▸ Stated exercise:
Copy each line exactly.

▸ Records for the exercise:
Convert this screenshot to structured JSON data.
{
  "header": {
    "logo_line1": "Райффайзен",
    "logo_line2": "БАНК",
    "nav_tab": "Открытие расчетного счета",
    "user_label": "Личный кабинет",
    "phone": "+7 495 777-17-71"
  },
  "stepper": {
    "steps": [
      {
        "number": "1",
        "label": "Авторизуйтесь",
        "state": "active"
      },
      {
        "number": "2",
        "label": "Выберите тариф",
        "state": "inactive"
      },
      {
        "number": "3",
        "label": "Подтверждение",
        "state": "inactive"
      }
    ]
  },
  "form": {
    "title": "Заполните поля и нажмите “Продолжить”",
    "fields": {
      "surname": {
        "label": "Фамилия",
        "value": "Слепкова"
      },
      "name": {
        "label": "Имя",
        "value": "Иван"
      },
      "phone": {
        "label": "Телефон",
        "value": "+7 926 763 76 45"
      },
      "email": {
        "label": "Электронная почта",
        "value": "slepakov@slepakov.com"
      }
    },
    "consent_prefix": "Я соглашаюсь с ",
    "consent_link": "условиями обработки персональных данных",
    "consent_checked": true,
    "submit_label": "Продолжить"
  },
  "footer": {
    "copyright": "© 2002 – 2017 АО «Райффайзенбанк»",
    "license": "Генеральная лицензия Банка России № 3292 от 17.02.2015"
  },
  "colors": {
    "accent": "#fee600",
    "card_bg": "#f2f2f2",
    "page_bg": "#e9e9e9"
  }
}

▸ Result of the task:
Convert this screenshot to structured JSON data.
{
  "header": {
    "logo_line1": "Райффайзен",
    "logo_line2": "БАНК",
    "nav_tab": "Открытие расчетного счета",
    "user_label": "Личный кабинет",
    "phone": "+7 495 777-17-71"
  },
  "stepper": {
    "steps": [
      {
        "number": "1",
        "label": "Авторизуйтесь",
        "state": "active"
      },
      {
        "number": "2",
        "label": "Выберите тариф",
        "state": "inactive"
      },
      {
        "number": "3",
        "label": "Подтверждение",
        "state": "inactive"
      }
    ]
  },
  "form": {
    "title": "Заполните поля и нажмите “Продолжить”",
    "fields": {
      "surname": {
        "label": "Фамилия",
        "value": "Слепкова"
      },
      "name": {
        "label": "Имя",
        "value": "Иван"
      },
      "phone": {
        "label": "Телефон",
        "value": "+7 926 763 76 45"
      },
      "email": {
        "label": "Электронная почта",
        "value": "slepakov@slepakov.com"
      }
    },
    "consent_prefix": "Я соглашаюсь с ",
    "consent_link": "условиями обработки персональных данных",
    "consent_checked": true,
    "submit_label": "Продолжить"
  },
  "footer": {
    "copyright": "© 2002 – 2017 АО «Райффайзенбанк»",
    "license": "Генеральная лицензия Банка России № 3292 от 17.02.2015"
  },
  "colors": {
    "accent": "#fee600",
    "card_bg": "#f2f2f2",
    "page_bg": "#e9e9e9"
  }
}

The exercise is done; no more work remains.